▶ **PASSAGE GIVEN**:
⟨

Studio album by Booker T. & the M.G.s
- Released: November 1966
- Recorded: 1966
- Studio: Stax Recording Studio, Memphis, Tennessee
- Genre: Christmas music, Southern soul, instrumental rock
- Length: 34:09
- Label: Stax/Atlantic
- Producer: Jim Stewart

Booker T. & the M.G.s chronology
| And Now! (1966) | In the Christmas Spirit (1966) | Hip Hug-Her (1967) |

= In the Christmas Spirit =

1966 studio album by Booker T. & the M.G.'s

In the Christmas Spirit is the fourth album by the R&B/soul band Booker T. & the M.G.'s, released in November 1966. It charted 9 weeks peaking at #13 on Billboards Best Bets For Christmas album chart December 2, 1967. The album features instrumental versions of traditional Christmas carols and songs.

Professional ratings
Review scores
| Source | Rating |
| Allmusic | link |

==Track listing==
- Side one
1. "Jingle Bells" (James Lord Pierpont)

⟩

▶ **PROVIDED INFORMATION**:
⟨

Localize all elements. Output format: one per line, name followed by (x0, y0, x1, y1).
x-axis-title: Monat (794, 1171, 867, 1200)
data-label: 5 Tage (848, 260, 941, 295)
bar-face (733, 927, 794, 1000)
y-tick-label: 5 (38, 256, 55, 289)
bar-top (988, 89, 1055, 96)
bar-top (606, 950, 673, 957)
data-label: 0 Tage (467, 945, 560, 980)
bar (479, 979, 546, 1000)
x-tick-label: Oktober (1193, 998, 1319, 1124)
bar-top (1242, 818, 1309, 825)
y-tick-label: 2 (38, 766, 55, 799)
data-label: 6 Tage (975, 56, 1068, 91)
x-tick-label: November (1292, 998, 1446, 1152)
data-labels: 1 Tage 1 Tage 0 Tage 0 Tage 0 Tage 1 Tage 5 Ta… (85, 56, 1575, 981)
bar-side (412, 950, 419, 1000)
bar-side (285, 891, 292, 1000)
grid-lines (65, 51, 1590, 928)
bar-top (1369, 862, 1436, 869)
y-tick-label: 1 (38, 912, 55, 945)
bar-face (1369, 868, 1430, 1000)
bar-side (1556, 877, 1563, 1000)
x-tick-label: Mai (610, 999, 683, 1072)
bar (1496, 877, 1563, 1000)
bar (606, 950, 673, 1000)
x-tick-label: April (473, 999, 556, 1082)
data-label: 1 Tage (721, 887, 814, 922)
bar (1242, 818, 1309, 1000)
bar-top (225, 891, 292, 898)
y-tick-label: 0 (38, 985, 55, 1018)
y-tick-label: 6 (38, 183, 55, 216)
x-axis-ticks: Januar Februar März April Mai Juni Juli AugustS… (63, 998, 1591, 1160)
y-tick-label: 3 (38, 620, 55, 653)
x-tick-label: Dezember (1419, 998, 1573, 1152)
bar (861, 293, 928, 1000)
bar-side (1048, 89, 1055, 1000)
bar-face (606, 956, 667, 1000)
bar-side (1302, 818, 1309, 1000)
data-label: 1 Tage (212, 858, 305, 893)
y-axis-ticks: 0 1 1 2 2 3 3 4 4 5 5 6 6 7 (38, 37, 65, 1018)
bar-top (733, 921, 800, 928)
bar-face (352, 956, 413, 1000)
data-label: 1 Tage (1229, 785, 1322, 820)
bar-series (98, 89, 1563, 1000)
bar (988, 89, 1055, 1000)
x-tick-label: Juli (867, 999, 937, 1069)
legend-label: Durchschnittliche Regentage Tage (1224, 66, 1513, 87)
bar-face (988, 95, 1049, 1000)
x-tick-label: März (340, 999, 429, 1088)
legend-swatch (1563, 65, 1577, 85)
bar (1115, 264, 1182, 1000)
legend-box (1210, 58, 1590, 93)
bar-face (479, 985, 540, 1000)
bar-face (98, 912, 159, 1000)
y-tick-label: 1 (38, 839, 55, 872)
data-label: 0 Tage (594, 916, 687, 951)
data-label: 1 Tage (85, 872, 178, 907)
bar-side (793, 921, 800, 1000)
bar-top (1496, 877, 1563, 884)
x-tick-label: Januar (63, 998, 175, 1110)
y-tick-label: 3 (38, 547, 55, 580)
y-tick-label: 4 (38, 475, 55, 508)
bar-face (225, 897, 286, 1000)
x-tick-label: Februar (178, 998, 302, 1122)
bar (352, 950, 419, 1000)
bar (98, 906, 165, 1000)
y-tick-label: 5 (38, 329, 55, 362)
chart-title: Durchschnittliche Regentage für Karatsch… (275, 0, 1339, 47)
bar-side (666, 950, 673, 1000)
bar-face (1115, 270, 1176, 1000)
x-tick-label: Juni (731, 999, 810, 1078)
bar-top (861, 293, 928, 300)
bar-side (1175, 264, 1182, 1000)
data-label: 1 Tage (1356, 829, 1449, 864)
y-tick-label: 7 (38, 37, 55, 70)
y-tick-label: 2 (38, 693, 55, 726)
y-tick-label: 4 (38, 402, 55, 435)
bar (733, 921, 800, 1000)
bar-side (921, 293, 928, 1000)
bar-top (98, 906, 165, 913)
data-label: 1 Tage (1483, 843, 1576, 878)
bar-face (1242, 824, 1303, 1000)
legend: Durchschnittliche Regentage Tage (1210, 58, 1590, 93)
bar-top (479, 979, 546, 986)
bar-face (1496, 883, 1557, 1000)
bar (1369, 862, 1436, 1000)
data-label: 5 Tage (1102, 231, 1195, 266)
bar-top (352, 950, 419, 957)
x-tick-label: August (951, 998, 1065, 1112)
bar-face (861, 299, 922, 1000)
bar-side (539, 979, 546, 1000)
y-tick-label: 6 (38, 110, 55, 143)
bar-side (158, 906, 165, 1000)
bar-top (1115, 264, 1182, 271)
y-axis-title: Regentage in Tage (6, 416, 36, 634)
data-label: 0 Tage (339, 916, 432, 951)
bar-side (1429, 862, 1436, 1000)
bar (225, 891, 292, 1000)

⟩

▶ **JOBS**:
**a)** Please list every genre that the In the Christmas Spirit article assigns to the album.
**b)** Resume the In the Christmas Spirit article right after its last line.

▶ **SOLVED TASKS**:
**a)** Christmas music, Southern soul, instrumental rock

**b)**
2. "Santa Claus Is Coming to Town" (J. Fred Coots, Haven Gillespie)
3. "Winter Wonderland" (Felix Bernard, Richard Bernhard Smith)
4. "White Christmas" (Irving Berlin)
5. "The Christmas Song" (Mel Tormé, Robert Wells)
6. "Silver Bells" (Ray Evans, Jay Livingston)
- Side two
7. "Merry Christmas Baby" (Lou Baxter, Johnny Moore)
8. "Blue Christmas (Bill Hayes, Jay Johnson)
9. "Sweet Little Jesus Boy" (Bob MacGimsey)
10. "Silent Night" (Franz Xaver Gruber, Joseph Mohr)
11. "We Three Kings" (John Henry Hopkins Jr.)
12. "We Wish You a Merry Christmas" (Traditional)

==Personnel==
- Booker T. & the M.G.s
- Booker T. Jones - Hammond organ, piano, vibraphone
- Steve Cropper - guitar, bass guitar on "White Christmas"
- Donald Dunn - bass guitar, claves on "White Christmas"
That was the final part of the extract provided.